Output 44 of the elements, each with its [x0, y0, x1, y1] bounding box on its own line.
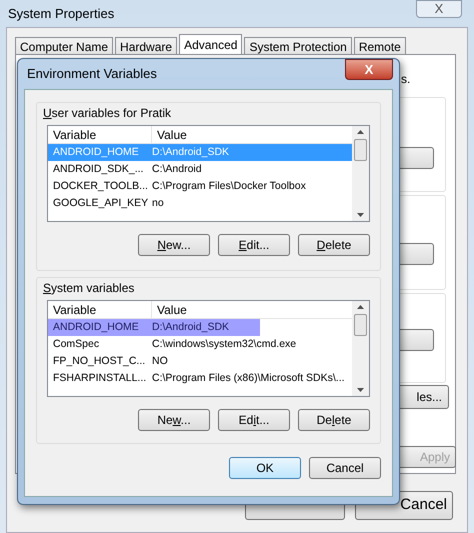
delete-button[interactable]: Delete — [298, 234, 370, 256]
column-header[interactable]: Value — [152, 301, 352, 318]
variable-value: NO — [152, 354, 168, 369]
tab[interactable]: Advanced — [179, 34, 242, 55]
tab[interactable]: Hardware — [115, 37, 178, 55]
delete-button[interactable]: Delete — [298, 409, 370, 431]
edit-button[interactable]: Edit... — [218, 234, 290, 256]
tab[interactable]: Computer Name — [15, 37, 114, 55]
variable-name: GOOGLE_API_KEY — [53, 196, 148, 209]
variable-row[interactable]: ANDROID_SDK_... C:\Android — [48, 161, 352, 178]
cancel-button[interactable]: Cancel — [309, 457, 381, 479]
variable-name: ANDROID_HOME — [53, 320, 139, 333]
close-button[interactable]: X — [416, 0, 462, 18]
variable-row[interactable]: FP_NO_HOST_C... NO — [48, 353, 352, 370]
variable-name: ANDROID_SDK_... — [53, 162, 144, 175]
variable-row[interactable]: ComSpec C:\windows\system32\cmd.exe — [48, 336, 352, 353]
variable-value: C:\Android — [152, 162, 202, 177]
panel-text: s. — [401, 71, 410, 88]
new-button[interactable]: New... — [138, 234, 210, 256]
dialog-title: Environment Variables — [26, 65, 157, 84]
group-label: System variables — [42, 280, 136, 297]
variable-name: FP_NO_HOST_C... — [53, 354, 146, 367]
variable-row[interactable]: ANDROID_HOME D:\Android_SDK — [48, 319, 260, 336]
variable-name: DOCKER_TOOLB... — [53, 180, 148, 192]
variable-row[interactable]: FSHARPINSTALL... C:\Program Files (x86)\Microsoft SDKs\... — [48, 370, 352, 387]
variable-value: no — [152, 196, 164, 211]
variable-name: FSHARPINSTALL... — [53, 372, 146, 384]
column-header[interactable]: Value — [152, 126, 352, 144]
edit-button[interactable]: Edit... — [218, 409, 290, 431]
group-label: User variables for Pratik — [42, 105, 172, 122]
new-button[interactable]: New... — [138, 409, 210, 431]
tab[interactable]: System Protection — [244, 37, 352, 55]
ok-button[interactable]: OK — [229, 457, 301, 479]
variable-value: C:\Program Files (x86)\Microsoft SDKs\... — [152, 370, 345, 386]
variable-value: C:\windows\system32\cmd.exe — [152, 336, 296, 352]
window-title: System Properties — [8, 5, 114, 23]
variable-name: ANDROID_HOME — [53, 146, 139, 158]
variable-row[interactable]: DOCKER_TOOLB... C:\Program Files\Docker Toolbox — [48, 178, 352, 195]
tab[interactable]: Remote — [354, 37, 406, 55]
variable-value: D:\Android_SDK — [152, 144, 230, 160]
variable-value: D:\Android_SDK — [152, 320, 230, 335]
variable-row[interactable]: GOOGLE_API_KEY no — [48, 195, 352, 212]
variable-value: C:\Program Files\Docker Toolbox — [152, 178, 306, 194]
variable-name: ComSpec — [53, 338, 100, 350]
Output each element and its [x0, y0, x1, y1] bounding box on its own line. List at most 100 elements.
============================================================
Render every line of the rows above as a Markdown table with the columns "No." and "Row text", numbering each line and leaving out blank lines and the pictures.

| No. | Row text |
|---|---|
| 1 | Output 44 of the elements, each with its [x0, y0, x1, y1] bounding box on its own line. |
| 2 | delete-button[interactable]: Delete — [298, 234, 370, 256] |
| 3 | column-header[interactable]: Value — [152, 301, 352, 318] |
| 4 | variable-value: NO — [152, 354, 168, 369] |
| 5 | tab[interactable]: Advanced — [179, 34, 242, 55] |
| 6 | tab[interactable]: Hardware — [115, 37, 178, 55] |
| 7 | delete-button[interactable]: Delete — [298, 409, 370, 431] |
| 8 | edit-button[interactable]: Edit... — [218, 234, 290, 256] |
| 9 | tab[interactable]: Computer Name — [15, 37, 114, 55] |
| 10 | variable-name: GOOGLE_API_KEY — [53, 196, 148, 209] |
| 11 | variable-row[interactable]: ANDROID_SDK_... C:\Android — [48, 161, 352, 178] |
| 12 | cancel-button[interactable]: Cancel — [309, 457, 381, 479] |
| 13 | variable-name: ANDROID_HOME — [53, 320, 139, 333] |
| 14 | close-button[interactable]: X — [416, 0, 462, 18] |
| 15 | variable-row[interactable]: FP_NO_HOST_C... NO — [48, 353, 352, 370] |
| 16 | variable-name: ANDROID_SDK_... — [53, 162, 144, 175] |
| 17 | variable-row[interactable]: ComSpec C:\windows\system32\cmd.exe — [48, 336, 352, 353] |
| 18 | variable-value: C:\Android — [152, 162, 202, 177] |
| 19 | panel-text: s. — [401, 71, 410, 88] |
| 20 | new-button[interactable]: New... — [138, 234, 210, 256] |
| 21 | dialog-title: Environment Variables — [26, 65, 157, 84] |
| 22 | group-label: System variables — [42, 280, 136, 297] |
| 23 | variable-name: FP_NO_HOST_C... — [53, 354, 146, 367] |
| 24 | variable-row[interactable]: ANDROID_HOME D:\Android_SDK — [48, 319, 260, 336] |
| 25 | variable-name: DOCKER_TOOLB... — [53, 180, 148, 192] |
| 26 | variable-row[interactable]: FSHARPINSTALL... C:\Program Files (x86)\Microsoft SDKs\... — [48, 370, 352, 387] |
| 27 | variable-value: no — [152, 196, 164, 211] |
| 28 | variable-name: FSHARPINSTALL... — [53, 372, 146, 384] |
| 29 | column-header[interactable]: Value — [152, 126, 352, 144] |
| 30 | edit-button[interactable]: Edit... — [218, 409, 290, 431] |
| 31 | group-label: User variables for Pratik — [42, 105, 172, 122] |
| 32 | new-button[interactable]: New... — [138, 409, 210, 431] |
| 33 | tab[interactable]: System Protection — [244, 37, 352, 55] |
| 34 | ok-button[interactable]: OK — [229, 457, 301, 479] |
| 35 | variable-value: C:\Program Files (x86)\Microsoft SDKs\... — [152, 370, 345, 386] |
| 36 | variable-value: C:\windows\system32\cmd.exe — [152, 336, 296, 352] |
| 37 | window-title: System Properties — [8, 5, 114, 23] |
| 38 | variable-name: ANDROID_HOME — [53, 146, 139, 158] |
| 39 | variable-row[interactable]: DOCKER_TOOLB... C:\Program Files\Docker Toolbox — [48, 178, 352, 195] |
| 40 | tab[interactable]: Remote — [354, 37, 406, 55] |
| 41 | variable-value: D:\Android_SDK — [152, 144, 230, 160] |
| 42 | variable-value: D:\Android_SDK — [152, 320, 230, 335] |
| 43 | variable-row[interactable]: GOOGLE_API_KEY no — [48, 195, 352, 212] |
| 44 | variable-value: C:\Program Files\Docker Toolbox — [152, 178, 306, 194] |
| 45 | variable-name: ComSpec — [53, 338, 100, 350] |
| 46 | Output each element and its [x0, y0, x1, y1] bounding box on its own line. List at most 100 elements. |